Collection entries:
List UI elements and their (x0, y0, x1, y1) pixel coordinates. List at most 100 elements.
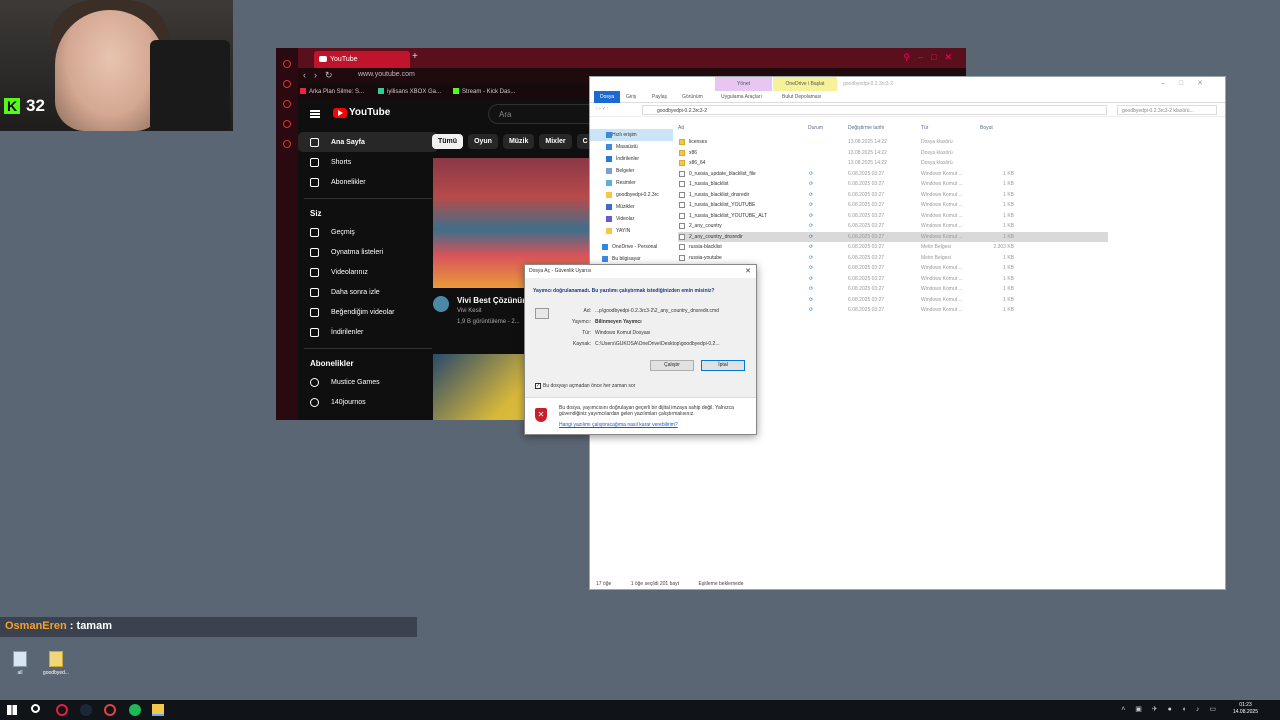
checkbox-checked-icon[interactable]: ✓ (535, 383, 541, 389)
sidebar-icon[interactable] (283, 140, 291, 148)
nav-item[interactable]: Müzikler (590, 201, 673, 213)
steam-icon[interactable] (80, 704, 92, 716)
file-row[interactable]: x86 13.08.2025 14:22 Dosya klasörü (678, 148, 1108, 159)
sidebar-icon[interactable] (283, 100, 291, 108)
tab-youtube[interactable]: YouTube (314, 51, 410, 68)
nav-shorts[interactable]: Shorts (298, 152, 438, 172)
chip[interactable]: Müzik (502, 134, 535, 149)
nav-item[interactable]: Masaüstü (590, 141, 673, 153)
nav-subscriptions[interactable]: Abonelikler (298, 172, 438, 192)
nav-buttons[interactable]: ‹›↻ (303, 70, 341, 81)
search-icon[interactable] (31, 704, 40, 713)
window-controls[interactable]: ⚲–□✕ (903, 52, 960, 63)
you-section-title[interactable]: Siz (298, 205, 438, 222)
bookmark-2[interactable]: iyilisans XBOX Ga... (378, 88, 441, 95)
taskbar: ˄ ▣ ✈ ● ◖ ♪ ▭ 01:23 14.08.2025 (0, 700, 1280, 720)
desktop-icon-all[interactable]: all (0, 651, 40, 676)
ribbon-context-onedrive[interactable]: OneDrive i Başlat (773, 77, 837, 91)
start-windows-icon[interactable] (7, 705, 17, 715)
always-ask-checkbox[interactable]: ✓ Bu dosyayı açmadan önce her zaman sor (535, 383, 635, 389)
window-controls[interactable]: –□✕ (1161, 79, 1217, 87)
cancel-button[interactable]: İptal (701, 360, 745, 371)
col-date[interactable]: Değiştirme tarihi (848, 125, 884, 131)
menu-icon[interactable] (310, 110, 320, 118)
file-row[interactable]: 1_russia_blacklist ⟳ 6.08.2025 03:27 Window… (678, 179, 1108, 190)
chip[interactable]: Mixler (539, 134, 572, 149)
bookmark-1[interactable]: Arka Plan Silme: S... (300, 88, 364, 95)
run-button[interactable]: Çalıştır (650, 360, 694, 371)
new-tab-button[interactable]: + (412, 51, 418, 62)
ribbon-tab-file[interactable]: Dosya (594, 91, 621, 103)
col-type[interactable]: Tür (921, 125, 929, 131)
file-type: Windows Komut ... (921, 265, 963, 271)
nav-arrows[interactable]: ‹ › ˅ ↑ (596, 106, 609, 112)
video-channel[interactable]: Vivi Kesit (457, 308, 482, 314)
sidebar-icon[interactable] (283, 60, 291, 68)
nav-liked[interactable]: Beğendiğim videolar (298, 302, 438, 322)
viewer-count-badge: K 32 (4, 96, 45, 116)
opera-gx-icon[interactable] (56, 704, 68, 716)
file-row[interactable]: 2_any_country_dnsredir ⟳ 6.08.2025 03:27 Wi… (678, 231, 1108, 242)
bookmark-3[interactable]: Stream - Kick Das... (453, 88, 515, 95)
file-row[interactable]: x86_64 13.08.2025 14:22 Dosya klasörü (678, 158, 1108, 169)
video-title[interactable]: Vivi Best Çözünürlü (457, 296, 532, 305)
nav-home[interactable]: Ana Sayfa (298, 132, 438, 152)
file-icon (679, 202, 685, 208)
close-icon[interactable]: ✕ (745, 267, 751, 275)
dialog-title: Dosya Aç - Güvenlik Uyarısı (529, 268, 592, 274)
ribbon-tab[interactable]: Bulut Depolaması (782, 94, 821, 100)
system-tray[interactable]: ˄ ▣ ✈ ● ◖ ♪ ▭ (1121, 705, 1220, 713)
file-explorer-icon[interactable] (152, 704, 164, 716)
nav-item[interactable]: OneDrive - Personal (590, 241, 673, 253)
app-icon[interactable] (104, 704, 116, 716)
file-row[interactable]: licenses 13.08.2025 14:22 Dosya klasörü (678, 137, 1108, 148)
sidebar-icon[interactable] (283, 120, 291, 128)
file-row[interactable]: 2_any_country ⟳ 6.08.2025 03:27 Windows Kom… (678, 221, 1108, 232)
chip[interactable]: Oyun (468, 134, 498, 149)
nav-your-videos[interactable]: Videolarınız (298, 262, 438, 282)
ribbon-tab[interactable]: Uygulama Araçları (721, 94, 762, 100)
nav-item[interactable]: İndirilenler (590, 153, 673, 165)
selection-info: 1 öğe seçildi 201 bayt (630, 581, 680, 587)
help-link[interactable]: Hangi yazılımı çalıştıracağıma nasıl kar… (559, 422, 678, 428)
youtube-logo[interactable]: YouTube (333, 107, 390, 118)
sub-channel[interactable]: Mustice Games (298, 372, 438, 392)
nav-label: Bu bilgisayar (612, 256, 641, 262)
nav-item[interactable]: Resimler (590, 177, 673, 189)
ribbon-tab[interactable]: Giriş (626, 94, 636, 100)
ribbon-context-manage[interactable]: Yönet (715, 77, 772, 91)
nav-watch-later[interactable]: Daha sonra izle (298, 282, 438, 302)
sub-channel[interactable]: 140journos (298, 392, 438, 412)
channel-avatar[interactable] (433, 296, 449, 312)
sidebar-icon[interactable] (283, 80, 291, 88)
nav-playlists[interactable]: Oynatma listeleri (298, 242, 438, 262)
nav-quick-access[interactable]: Hızlı erişim (590, 129, 673, 141)
file-row[interactable]: 1_russia_blacklist_dnsredir ⟳ 6.08.2025 03… (678, 190, 1108, 201)
nav-item[interactable]: YAYIN (590, 225, 673, 237)
url-text[interactable]: www.youtube.com (358, 71, 415, 78)
desktop-icon-goodbyedpi[interactable]: goodbyed... (36, 651, 76, 676)
clock[interactable]: 01:23 14.08.2025 (1233, 702, 1258, 716)
file-row[interactable]: 1_russia_blacklist_YOUTUBE_ALT ⟳ 6.08.2025… (678, 211, 1108, 222)
col-status[interactable]: Durum (808, 125, 823, 131)
chip[interactable]: Tümü (432, 134, 464, 149)
warning-text: Bu dosya, yayımcısını doğrulayan geçerli… (559, 405, 734, 417)
nav-item[interactable]: Videolar (590, 213, 673, 225)
ribbon-tab[interactable]: Görünüm (682, 94, 703, 100)
nav-downloads[interactable]: İndirilenler (298, 322, 438, 342)
nav-item[interactable]: Belgeler (590, 165, 673, 177)
file-row[interactable]: russia-blacklist ⟳ 6.08.2025 03:27 Metin Be… (678, 242, 1108, 253)
file-size: 1 KB (1003, 286, 1014, 292)
nav-item[interactable]: goodbyedpi-0.2.3rc (590, 189, 673, 201)
col-name[interactable]: Ad (678, 125, 684, 131)
col-size[interactable]: Boyut (980, 125, 993, 131)
file-row[interactable]: 0_russia_update_blacklist_file ⟳ 6.08.2025… (678, 169, 1108, 180)
explorer-search-input[interactable]: goodbyedpi-0.2.3rc3-2 klasörü... (1117, 105, 1217, 115)
explorer-address-bar[interactable]: goodbyedpi-0.2.3rc3-2 (642, 105, 1107, 115)
file-row[interactable]: 1_russia_blacklist_YOUTUBE ⟳ 6.08.2025 03:… (678, 200, 1108, 211)
file-row[interactable]: russia-youtube ⟳ 6.08.2025 03:27 Metin Belg… (678, 253, 1108, 264)
spotify-icon[interactable] (129, 704, 141, 716)
file-type: Dosya klasörü (921, 149, 953, 156)
ribbon-tab[interactable]: Paylaş (652, 94, 667, 100)
nav-history[interactable]: Geçmiş (298, 222, 438, 242)
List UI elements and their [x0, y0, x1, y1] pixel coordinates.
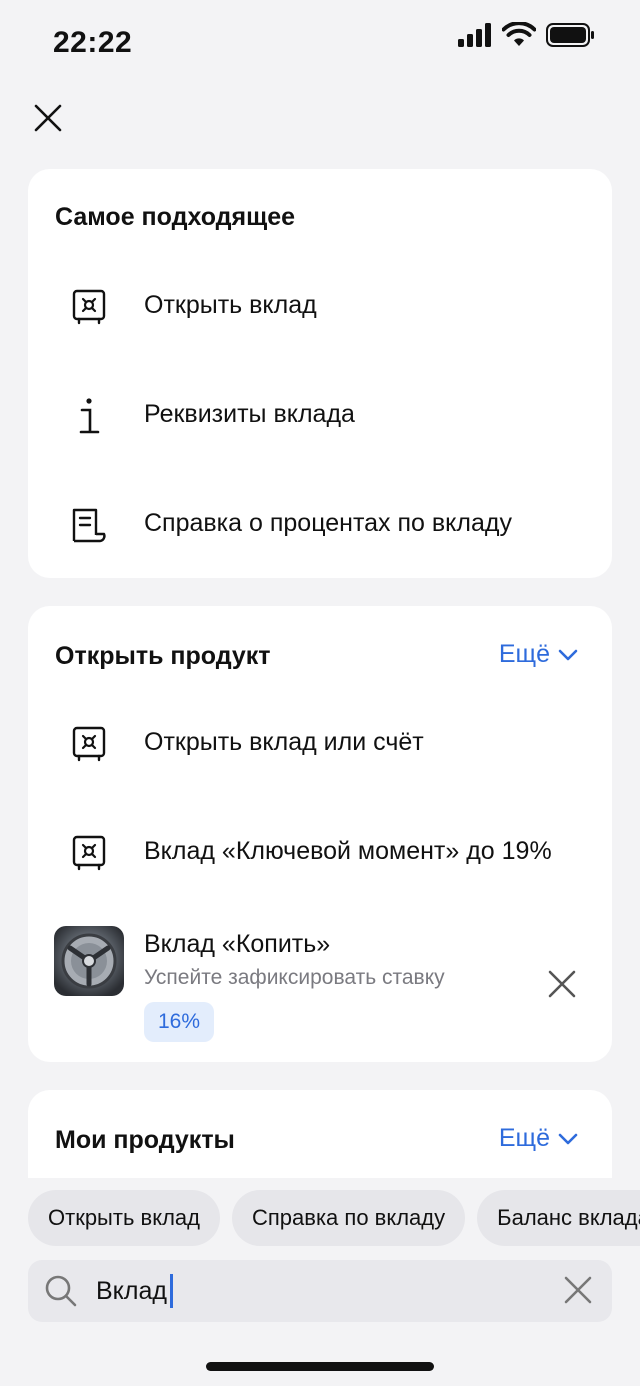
promo-title: Вклад «Копить» [144, 930, 331, 958]
dismiss-promo-button[interactable] [542, 964, 582, 1004]
document-icon [70, 505, 108, 545]
status-icons [458, 22, 596, 48]
chip-deposit-balance[interactable]: Баланс вклада [477, 1190, 640, 1246]
section-title: Мои продукты [55, 1126, 235, 1154]
status-bar: 22:22 [0, 0, 640, 80]
suggestion-interest-statement[interactable]: Справка о процентах по вкладу [28, 485, 612, 565]
open-product-card: Открыть продукт Ещё Открыть вклад или сч… [28, 606, 612, 1062]
best-match-card: Самое подходящее Открыть вклад Реквизиты… [28, 169, 612, 578]
close-icon [34, 104, 62, 132]
safe-icon [70, 833, 108, 873]
signal-icon [458, 23, 491, 47]
product-open-deposit-or-account[interactable]: Открыть вклад или счёт [28, 704, 612, 784]
section-title: Самое подходящее [55, 203, 296, 231]
vault-image [54, 926, 124, 996]
suggestion-label: Открыть вклад [144, 291, 317, 319]
text-caret [169, 1274, 173, 1308]
search-icon [45, 1275, 77, 1307]
product-label: Открыть вклад или счёт [144, 728, 424, 756]
close-icon [548, 970, 576, 998]
product-label: Вклад «Ключевой момент» до 19% [144, 837, 552, 865]
wifi-icon [502, 22, 536, 46]
suggestion-label: Реквизиты вклада [144, 400, 355, 428]
more-label: Ещё [498, 1124, 550, 1152]
chip-deposit-statement[interactable]: Справка по вкладу [231, 1190, 466, 1246]
suggestion-chips: Открыть вклад Справка по вкладу Баланс в… [28, 1190, 640, 1246]
rate-badge: 16% [144, 1002, 215, 1042]
safe-icon [70, 724, 108, 764]
chip-open-deposit[interactable]: Открыть вклад [28, 1190, 220, 1246]
close-button[interactable] [26, 96, 70, 140]
info-icon [70, 396, 108, 436]
safe-icon [70, 287, 108, 327]
clear-search-icon[interactable] [562, 1274, 594, 1306]
more-button[interactable]: Ещё [499, 1124, 578, 1153]
promo-subtitle: Успейте зафиксировать ставку [144, 966, 445, 989]
suggestion-deposit-details[interactable]: Реквизиты вклада [28, 376, 612, 456]
search-bar[interactable]: Вклад [28, 1260, 612, 1322]
more-label: Ещё [498, 640, 550, 668]
home-indicator [206, 1362, 434, 1371]
search-value: Вклад [96, 1276, 167, 1305]
suggestion-open-deposit[interactable]: Открыть вклад [28, 267, 612, 347]
suggestion-label: Справка о процентах по вкладу [144, 509, 512, 537]
chevron-down-icon [558, 1133, 578, 1144]
section-title: Открыть продукт [55, 642, 271, 670]
product-key-moment-deposit[interactable]: Вклад «Ключевой момент» до 19% [28, 813, 612, 893]
chevron-down-icon [558, 649, 578, 660]
search-input[interactable]: Вклад [96, 1260, 173, 1322]
battery-icon [546, 23, 594, 47]
more-button[interactable]: Ещё [499, 640, 578, 669]
status-time: 22:22 [53, 26, 133, 59]
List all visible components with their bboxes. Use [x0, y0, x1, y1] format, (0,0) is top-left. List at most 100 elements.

Requirement:
Copy out word for word the entries from the line with "checkbox-checked-icon[interactable]: ✓ (535, 383, 541, 389)" to the line with "bookmark-1[interactable]: Arka Plan".

Exercise result:
checkbox-checked-icon[interactable]: ✓ (535, 383, 541, 389)
sidebar-icon[interactable] (283, 140, 291, 148)
nav-item[interactable]: Müzikler (590, 201, 673, 213)
steam-icon[interactable] (80, 704, 92, 716)
file-row[interactable]: x86 13.08.2025 14:22 Dosya klasörü (678, 148, 1108, 159)
sidebar-icon[interactable] (283, 100, 291, 108)
tab-youtube[interactable]: YouTube (314, 51, 410, 68)
nav-shorts[interactable]: Shorts (298, 152, 438, 172)
chip[interactable]: Müzik (502, 134, 535, 149)
nav-item[interactable]: Masaüstü (590, 141, 673, 153)
nav-subscriptions[interactable]: Abonelikler (298, 172, 438, 192)
nav-buttons[interactable]: ‹›↻ (303, 70, 341, 81)
search-icon[interactable] (31, 704, 40, 713)
window-controls[interactable]: ⚲–□✕ (903, 52, 960, 63)
you-section-title[interactable]: Siz (298, 205, 438, 222)
bookmark-2[interactable]: iyilisans XBOX Ga... (378, 88, 441, 95)
taskbar: ˄ ▣ ✈ ● ◖ ♪ ▭ 01:23 14.08.2025 (0, 700, 1280, 720)
desktop-icon-all[interactable]: all (0, 651, 40, 676)
ribbon-context-onedrive[interactable]: OneDrive i Başlat (773, 77, 837, 91)
start-windows-icon[interactable] (7, 705, 17, 715)
always-ask-checkbox[interactable]: ✓ Bu dosyayı açmadan önce her zaman sor (535, 383, 635, 389)
window-controls[interactable]: –□✕ (1161, 79, 1217, 87)
cancel-button[interactable]: İptal (701, 360, 745, 371)
col-date[interactable]: Değiştirme tarihi (848, 125, 884, 131)
menu-icon[interactable] (310, 110, 320, 118)
file-row[interactable]: 1_russia_blacklist ⟳ 6.08.2025 03:27 Window… (678, 179, 1108, 190)
chip[interactable]: Mixler (539, 134, 572, 149)
bookmark-1[interactable]: Arka Plan Silme: S... (300, 88, 364, 95)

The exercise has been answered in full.